◆ Required work ◆
All entries below need to be written out exactly, but without their pictures.

[Records about charts and figures]

^^^^^^^^^^^^^^^^

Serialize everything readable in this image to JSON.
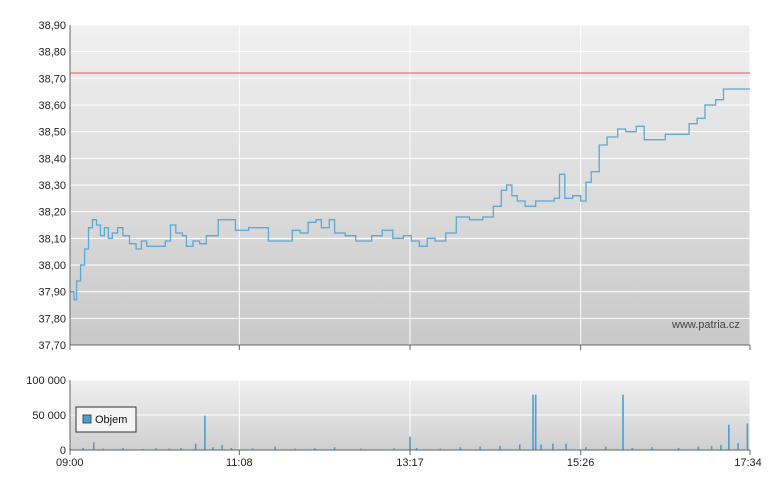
{
  "watermark": "www.patria.cz",
  "colors": {
    "price_line": "#5aa9d6",
    "reference_line": "#e05a5a",
    "volume_bar": "#4a9fd0",
    "grid": "#ffffff",
    "axis": "#666666"
  },
  "chart_data": [
    {
      "type": "line",
      "title": "",
      "xlabel": "",
      "ylabel": "",
      "x_tick_labels": [
        "09:00",
        "11:08",
        "13:17",
        "15:26",
        "17:34"
      ],
      "y_tick_labels": [
        "37,70",
        "37,80",
        "37,90",
        "38,00",
        "38,10",
        "38,20",
        "38,30",
        "38,40",
        "38,50",
        "38,60",
        "38,70",
        "38,80",
        "38,90"
      ],
      "ylim": [
        37.7,
        38.9
      ],
      "xlim": [
        "09:00",
        "17:34"
      ],
      "grid": true,
      "reference_line": {
        "value": 38.72
      },
      "series": [
        {
          "name": "",
          "points": [
            [
              "09:00",
              37.9
            ],
            [
              "09:03",
              37.87
            ],
            [
              "09:05",
              37.94
            ],
            [
              "09:08",
              38.0
            ],
            [
              "09:11",
              38.06
            ],
            [
              "09:14",
              38.14
            ],
            [
              "09:17",
              38.17
            ],
            [
              "09:20",
              38.15
            ],
            [
              "09:23",
              38.11
            ],
            [
              "09:26",
              38.14
            ],
            [
              "09:29",
              38.1
            ],
            [
              "09:32",
              38.12
            ],
            [
              "09:36",
              38.14
            ],
            [
              "09:40",
              38.11
            ],
            [
              "09:45",
              38.08
            ],
            [
              "09:50",
              38.06
            ],
            [
              "09:54",
              38.09
            ],
            [
              "09:58",
              38.07
            ],
            [
              "10:05",
              38.07
            ],
            [
              "10:12",
              38.09
            ],
            [
              "10:16",
              38.15
            ],
            [
              "10:20",
              38.12
            ],
            [
              "10:25",
              38.11
            ],
            [
              "10:28",
              38.07
            ],
            [
              "10:33",
              38.09
            ],
            [
              "10:38",
              38.08
            ],
            [
              "10:43",
              38.11
            ],
            [
              "10:48",
              38.11
            ],
            [
              "10:52",
              38.17
            ],
            [
              "10:58",
              38.17
            ],
            [
              "11:05",
              38.13
            ],
            [
              "11:15",
              38.14
            ],
            [
              "11:25",
              38.14
            ],
            [
              "11:30",
              38.09
            ],
            [
              "11:40",
              38.09
            ],
            [
              "11:48",
              38.13
            ],
            [
              "11:54",
              38.12
            ],
            [
              "12:00",
              38.16
            ],
            [
              "12:06",
              38.17
            ],
            [
              "12:10",
              38.14
            ],
            [
              "12:16",
              38.17
            ],
            [
              "12:20",
              38.12
            ],
            [
              "12:28",
              38.11
            ],
            [
              "12:36",
              38.09
            ],
            [
              "12:48",
              38.11
            ],
            [
              "12:56",
              38.13
            ],
            [
              "13:04",
              38.1
            ],
            [
              "13:12",
              38.11
            ],
            [
              "13:18",
              38.09
            ],
            [
              "13:24",
              38.07
            ],
            [
              "13:30",
              38.1
            ],
            [
              "13:36",
              38.09
            ],
            [
              "13:44",
              38.12
            ],
            [
              "13:52",
              38.18
            ],
            [
              "14:02",
              38.17
            ],
            [
              "14:12",
              38.18
            ],
            [
              "14:20",
              38.22
            ],
            [
              "14:26",
              38.28
            ],
            [
              "14:30",
              38.3
            ],
            [
              "14:34",
              38.26
            ],
            [
              "14:38",
              38.24
            ],
            [
              "14:44",
              38.22
            ],
            [
              "14:52",
              38.24
            ],
            [
              "15:06",
              38.25
            ],
            [
              "15:10",
              38.34
            ],
            [
              "15:14",
              38.25
            ],
            [
              "15:20",
              38.26
            ],
            [
              "15:26",
              38.24
            ],
            [
              "15:30",
              38.31
            ],
            [
              "15:34",
              38.35
            ],
            [
              "15:40",
              38.45
            ],
            [
              "15:46",
              38.48
            ],
            [
              "15:54",
              38.51
            ],
            [
              "16:00",
              38.5
            ],
            [
              "16:08",
              38.52
            ],
            [
              "16:14",
              38.47
            ],
            [
              "16:22",
              38.47
            ],
            [
              "16:30",
              38.49
            ],
            [
              "16:40",
              38.49
            ],
            [
              "16:48",
              38.53
            ],
            [
              "16:54",
              38.55
            ],
            [
              "17:00",
              38.6
            ],
            [
              "17:08",
              38.62
            ],
            [
              "17:14",
              38.66
            ],
            [
              "17:22",
              38.66
            ],
            [
              "17:34",
              38.66
            ]
          ]
        }
      ]
    },
    {
      "type": "bar",
      "title": "",
      "xlabel": "",
      "ylabel": "",
      "x_tick_labels": [
        "09:00",
        "11:08",
        "13:17",
        "15:26",
        "17:34"
      ],
      "y_tick_labels": [
        "0",
        "50 000",
        "100 000"
      ],
      "ylim": [
        0,
        100000
      ],
      "grid": true,
      "legend": {
        "position": "left",
        "entries": [
          "Objem"
        ]
      },
      "series": [
        {
          "name": "Objem",
          "points": [
            [
              "09:00",
              2000
            ],
            [
              "09:10",
              3000
            ],
            [
              "09:18",
              11000
            ],
            [
              "09:25",
              2000
            ],
            [
              "09:40",
              3000
            ],
            [
              "09:55",
              1500
            ],
            [
              "10:05",
              2500
            ],
            [
              "10:15",
              2000
            ],
            [
              "10:24",
              3000
            ],
            [
              "10:35",
              9000
            ],
            [
              "10:42",
              49000
            ],
            [
              "10:48",
              4000
            ],
            [
              "10:55",
              7000
            ],
            [
              "11:02",
              3000
            ],
            [
              "11:18",
              2500
            ],
            [
              "11:35",
              5000
            ],
            [
              "11:50",
              2000
            ],
            [
              "12:05",
              3000
            ],
            [
              "12:20",
              4000
            ],
            [
              "12:40",
              2000
            ],
            [
              "13:05",
              2500
            ],
            [
              "13:17",
              19000
            ],
            [
              "13:22",
              3000
            ],
            [
              "13:40",
              2000
            ],
            [
              "13:55",
              4000
            ],
            [
              "14:10",
              5000
            ],
            [
              "14:25",
              6000
            ],
            [
              "14:40",
              8000
            ],
            [
              "14:50",
              79000
            ],
            [
              "14:52",
              79000
            ],
            [
              "14:56",
              8000
            ],
            [
              "15:05",
              9000
            ],
            [
              "15:15",
              9000
            ],
            [
              "15:30",
              4000
            ],
            [
              "15:45",
              5000
            ],
            [
              "15:58",
              79000
            ],
            [
              "16:05",
              3000
            ],
            [
              "16:20",
              4000
            ],
            [
              "16:40",
              3000
            ],
            [
              "16:55",
              5000
            ],
            [
              "17:05",
              6000
            ],
            [
              "17:12",
              7000
            ],
            [
              "17:18",
              36000
            ],
            [
              "17:25",
              10000
            ],
            [
              "17:32",
              38000
            ]
          ]
        }
      ]
    }
  ]
}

^^^^^^^^^^^^^^^^

◆ Completed task ◆
Serialize everything readable in this image to JSON.
{
  "watermark": "www.patria.cz",
  "colors": {
    "price_line": "#5aa9d6",
    "reference_line": "#e05a5a",
    "volume_bar": "#4a9fd0",
    "grid": "#ffffff",
    "axis": "#666666"
  },
  "chart_data": [
    {
      "type": "line",
      "title": "",
      "xlabel": "",
      "ylabel": "",
      "x_tick_labels": [
        "09:00",
        "11:08",
        "13:17",
        "15:26",
        "17:34"
      ],
      "y_tick_labels": [
        "37,70",
        "37,80",
        "37,90",
        "38,00",
        "38,10",
        "38,20",
        "38,30",
        "38,40",
        "38,50",
        "38,60",
        "38,70",
        "38,80",
        "38,90"
      ],
      "ylim": [
        37.7,
        38.9
      ],
      "xlim": [
        "09:00",
        "17:34"
      ],
      "grid": true,
      "reference_line": {
        "value": 38.72
      },
      "series": [
        {
          "name": "",
          "points": [
            [
              "09:00",
              37.9
            ],
            [
              "09:03",
              37.87
            ],
            [
              "09:05",
              37.94
            ],
            [
              "09:08",
              38.0
            ],
            [
              "09:11",
              38.06
            ],
            [
              "09:14",
              38.14
            ],
            [
              "09:17",
              38.17
            ],
            [
              "09:20",
              38.15
            ],
            [
              "09:23",
              38.11
            ],
            [
              "09:26",
              38.14
            ],
            [
              "09:29",
              38.1
            ],
            [
              "09:32",
              38.12
            ],
            [
              "09:36",
              38.14
            ],
            [
              "09:40",
              38.11
            ],
            [
              "09:45",
              38.08
            ],
            [
              "09:50",
              38.06
            ],
            [
              "09:54",
              38.09
            ],
            [
              "09:58",
              38.07
            ],
            [
              "10:05",
              38.07
            ],
            [
              "10:12",
              38.09
            ],
            [
              "10:16",
              38.15
            ],
            [
              "10:20",
              38.12
            ],
            [
              "10:25",
              38.11
            ],
            [
              "10:28",
              38.07
            ],
            [
              "10:33",
              38.09
            ],
            [
              "10:38",
              38.08
            ],
            [
              "10:43",
              38.11
            ],
            [
              "10:48",
              38.11
            ],
            [
              "10:52",
              38.17
            ],
            [
              "10:58",
              38.17
            ],
            [
              "11:05",
              38.13
            ],
            [
              "11:15",
              38.14
            ],
            [
              "11:25",
              38.14
            ],
            [
              "11:30",
              38.09
            ],
            [
              "11:40",
              38.09
            ],
            [
              "11:48",
              38.13
            ],
            [
              "11:54",
              38.12
            ],
            [
              "12:00",
              38.16
            ],
            [
              "12:06",
              38.17
            ],
            [
              "12:10",
              38.14
            ],
            [
              "12:16",
              38.17
            ],
            [
              "12:20",
              38.12
            ],
            [
              "12:28",
              38.11
            ],
            [
              "12:36",
              38.09
            ],
            [
              "12:48",
              38.11
            ],
            [
              "12:56",
              38.13
            ],
            [
              "13:04",
              38.1
            ],
            [
              "13:12",
              38.11
            ],
            [
              "13:18",
              38.09
            ],
            [
              "13:24",
              38.07
            ],
            [
              "13:30",
              38.1
            ],
            [
              "13:36",
              38.09
            ],
            [
              "13:44",
              38.12
            ],
            [
              "13:52",
              38.18
            ],
            [
              "14:02",
              38.17
            ],
            [
              "14:12",
              38.18
            ],
            [
              "14:20",
              38.22
            ],
            [
              "14:26",
              38.28
            ],
            [
              "14:30",
              38.3
            ],
            [
              "14:34",
              38.26
            ],
            [
              "14:38",
              38.24
            ],
            [
              "14:44",
              38.22
            ],
            [
              "14:52",
              38.24
            ],
            [
              "15:06",
              38.25
            ],
            [
              "15:10",
              38.34
            ],
            [
              "15:14",
              38.25
            ],
            [
              "15:20",
              38.26
            ],
            [
              "15:26",
              38.24
            ],
            [
              "15:30",
              38.31
            ],
            [
              "15:34",
              38.35
            ],
            [
              "15:40",
              38.45
            ],
            [
              "15:46",
              38.48
            ],
            [
              "15:54",
              38.51
            ],
            [
              "16:00",
              38.5
            ],
            [
              "16:08",
              38.52
            ],
            [
              "16:14",
              38.47
            ],
            [
              "16:22",
              38.47
            ],
            [
              "16:30",
              38.49
            ],
            [
              "16:40",
              38.49
            ],
            [
              "16:48",
              38.53
            ],
            [
              "16:54",
              38.55
            ],
            [
              "17:00",
              38.6
            ],
            [
              "17:08",
              38.62
            ],
            [
              "17:14",
              38.66
            ],
            [
              "17:22",
              38.66
            ],
            [
              "17:34",
              38.66
            ]
          ]
        }
      ]
    },
    {
      "type": "bar",
      "title": "",
      "xlabel": "",
      "ylabel": "",
      "x_tick_labels": [
        "09:00",
        "11:08",
        "13:17",
        "15:26",
        "17:34"
      ],
      "y_tick_labels": [
        "0",
        "50 000",
        "100 000"
      ],
      "ylim": [
        0,
        100000
      ],
      "grid": true,
      "legend": {
        "position": "left",
        "entries": [
          "Objem"
        ]
      },
      "series": [
        {
          "name": "Objem",
          "points": [
            [
              "09:00",
              2000
            ],
            [
              "09:10",
              3000
            ],
            [
              "09:18",
              11000
            ],
            [
              "09:25",
              2000
            ],
            [
              "09:40",
              3000
            ],
            [
              "09:55",
              1500
            ],
            [
              "10:05",
              2500
            ],
            [
              "10:15",
              2000
            ],
            [
              "10:24",
              3000
            ],
            [
              "10:35",
              9000
            ],
            [
              "10:42",
              49000
            ],
            [
              "10:48",
              4000
            ],
            [
              "10:55",
              7000
            ],
            [
              "11:02",
              3000
            ],
            [
              "11:18",
              2500
            ],
            [
              "11:35",
              5000
            ],
            [
              "11:50",
              2000
            ],
            [
              "12:05",
              3000
            ],
            [
              "12:20",
              4000
            ],
            [
              "12:40",
              2000
            ],
            [
              "13:05",
              2500
            ],
            [
              "13:17",
              19000
            ],
            [
              "13:22",
              3000
            ],
            [
              "13:40",
              2000
            ],
            [
              "13:55",
              4000
            ],
            [
              "14:10",
              5000
            ],
            [
              "14:25",
              6000
            ],
            [
              "14:40",
              8000
            ],
            [
              "14:50",
              79000
            ],
            [
              "14:52",
              79000
            ],
            [
              "14:56",
              8000
            ],
            [
              "15:05",
              9000
            ],
            [
              "15:15",
              9000
            ],
            [
              "15:30",
              4000
            ],
            [
              "15:45",
              5000
            ],
            [
              "15:58",
              79000
            ],
            [
              "16:05",
              3000
            ],
            [
              "16:20",
              4000
            ],
            [
              "16:40",
              3000
            ],
            [
              "16:55",
              5000
            ],
            [
              "17:05",
              6000
            ],
            [
              "17:12",
              7000
            ],
            [
              "17:18",
              36000
            ],
            [
              "17:25",
              10000
            ],
            [
              "17:32",
              38000
            ]
          ]
        }
      ]
    }
  ]
}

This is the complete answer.